**Source material**
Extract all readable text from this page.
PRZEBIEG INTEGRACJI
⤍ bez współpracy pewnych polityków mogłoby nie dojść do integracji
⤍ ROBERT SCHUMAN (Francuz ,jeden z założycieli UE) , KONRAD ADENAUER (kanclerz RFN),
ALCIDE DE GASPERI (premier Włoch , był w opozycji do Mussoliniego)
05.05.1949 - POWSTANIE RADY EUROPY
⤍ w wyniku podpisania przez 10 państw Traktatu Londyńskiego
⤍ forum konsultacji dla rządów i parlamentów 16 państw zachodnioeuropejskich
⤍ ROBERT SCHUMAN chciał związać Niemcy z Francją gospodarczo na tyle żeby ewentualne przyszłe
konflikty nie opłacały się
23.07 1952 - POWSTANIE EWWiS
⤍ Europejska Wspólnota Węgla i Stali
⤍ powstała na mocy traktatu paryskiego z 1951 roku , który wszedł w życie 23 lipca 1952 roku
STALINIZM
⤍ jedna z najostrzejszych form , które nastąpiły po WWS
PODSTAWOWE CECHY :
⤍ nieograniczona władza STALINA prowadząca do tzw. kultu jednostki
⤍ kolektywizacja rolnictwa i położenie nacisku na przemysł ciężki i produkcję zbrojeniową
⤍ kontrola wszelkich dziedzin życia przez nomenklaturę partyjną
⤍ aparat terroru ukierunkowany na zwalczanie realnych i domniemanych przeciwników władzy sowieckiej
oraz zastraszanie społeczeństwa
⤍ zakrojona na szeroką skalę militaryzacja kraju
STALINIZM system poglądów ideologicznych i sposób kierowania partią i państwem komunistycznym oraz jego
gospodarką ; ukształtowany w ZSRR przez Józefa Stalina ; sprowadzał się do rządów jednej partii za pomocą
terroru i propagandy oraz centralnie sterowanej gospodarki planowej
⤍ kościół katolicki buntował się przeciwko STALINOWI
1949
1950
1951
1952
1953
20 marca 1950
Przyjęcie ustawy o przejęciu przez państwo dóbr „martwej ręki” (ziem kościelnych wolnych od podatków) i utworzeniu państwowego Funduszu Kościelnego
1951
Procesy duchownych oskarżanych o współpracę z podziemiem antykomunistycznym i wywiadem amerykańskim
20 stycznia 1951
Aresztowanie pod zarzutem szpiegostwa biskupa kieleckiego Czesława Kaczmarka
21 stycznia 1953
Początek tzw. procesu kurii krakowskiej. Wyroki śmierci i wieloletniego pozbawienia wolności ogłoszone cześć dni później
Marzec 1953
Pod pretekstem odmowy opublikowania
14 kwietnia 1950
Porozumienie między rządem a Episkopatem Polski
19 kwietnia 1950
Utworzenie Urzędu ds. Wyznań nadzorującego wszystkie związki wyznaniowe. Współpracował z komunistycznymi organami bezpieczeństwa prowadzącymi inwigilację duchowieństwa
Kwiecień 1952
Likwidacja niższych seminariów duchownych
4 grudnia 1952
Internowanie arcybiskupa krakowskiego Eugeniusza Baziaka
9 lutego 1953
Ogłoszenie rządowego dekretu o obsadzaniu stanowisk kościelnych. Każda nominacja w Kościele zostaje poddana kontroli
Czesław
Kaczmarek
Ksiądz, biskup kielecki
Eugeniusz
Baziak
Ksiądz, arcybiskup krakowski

**What the task requires**
Retype every record above exactly as written.

**Answer to this problem**
Extract all readable text from this page.
PRZEBIEG INTEGRACJI
⤍ bez współpracy pewnych polityków mogłoby nie dojść do integracji
⤍ ROBERT SCHUMAN (Francuz ,jeden z założycieli UE) , KONRAD ADENAUER (kanclerz RFN),
ALCIDE DE GASPERI (premier Włoch , był w opozycji do Mussoliniego)
05.05.1949 - POWSTANIE RADY EUROPY
⤍ w wyniku podpisania przez 10 państw Traktatu Londyńskiego
⤍ forum konsultacji dla rządów i parlamentów 16 państw zachodnioeuropejskich
⤍ ROBERT SCHUMAN chciał związać Niemcy z Francją gospodarczo na tyle żeby ewentualne przyszłe
konflikty nie opłacały się
23.07 1952 - POWSTANIE EWWiS
⤍ Europejska Wspólnota Węgla i Stali
⤍ powstała na mocy traktatu paryskiego z 1951 roku , który wszedł w życie 23 lipca 1952 roku
STALINIZM
⤍ jedna z najostrzejszych form , które nastąpiły po WWS
PODSTAWOWE CECHY :
⤍ nieograniczona władza STALINA prowadząca do tzw. kultu jednostki
⤍ kolektywizacja rolnictwa i położenie nacisku na przemysł ciężki i produkcję zbrojeniową
⤍ kontrola wszelkich dziedzin życia przez nomenklaturę partyjną
⤍ aparat terroru ukierunkowany na zwalczanie realnych i domniemanych przeciwników władzy sowieckiej
oraz zastraszanie społeczeństwa
⤍ zakrojona na szeroką skalę militaryzacja kraju
STALINIZM system poglądów ideologicznych i sposób kierowania partią i państwem komunistycznym oraz jego
gospodarką ; ukształtowany w ZSRR przez Józefa Stalina ; sprowadzał się do rządów jednej partii za pomocą
terroru i propagandy oraz centralnie sterowanej gospodarki planowej
⤍ kościół katolicki buntował się przeciwko STALINOWI
1949
1950
1951
1952
1953
20 marca 1950
Przyjęcie ustawy o przejęciu przez państwo dóbr „martwej ręki” (ziem kościelnych wolnych od podatków) i utworzeniu państwowego Funduszu Kościelnego
1951
Procesy duchownych oskarżanych o współpracę z podziemiem antykomunistycznym i wywiadem amerykańskim
20 stycznia 1951
Aresztowanie pod zarzutem szpiegostwa biskupa kieleckiego Czesława Kaczmarka
21 stycznia 1953
Początek tzw. procesu kurii krakowskiej. Wyroki śmierci i wieloletniego pozbawienia wolności ogłoszone cześć dni później
Marzec 1953
Pod pretekstem odmowy opublikowania
14 kwietnia 1950
Porozumienie między rządem a Episkopatem Polski
19 kwietnia 1950
Utworzenie Urzędu ds. Wyznań nadzorującego wszystkie związki wyznaniowe. Współpracował z komunistycznymi organami bezpieczeństwa prowadzącymi inwigilację duchowieństwa
Kwiecień 1952
Likwidacja niższych seminariów duchownych
4 grudnia 1952
Internowanie arcybiskupa krakowskiego Eugeniusza Baziaka
9 lutego 1953
Ogłoszenie rządowego dekretu o obsadzaniu stanowisk kościelnych. Każda nominacja w Kościele zostaje poddana kontroli
Czesław
Kaczmarek
Ksiądz, biskup kielecki
Eugeniusz
Baziak
Ksiądz, arcybiskup krakowski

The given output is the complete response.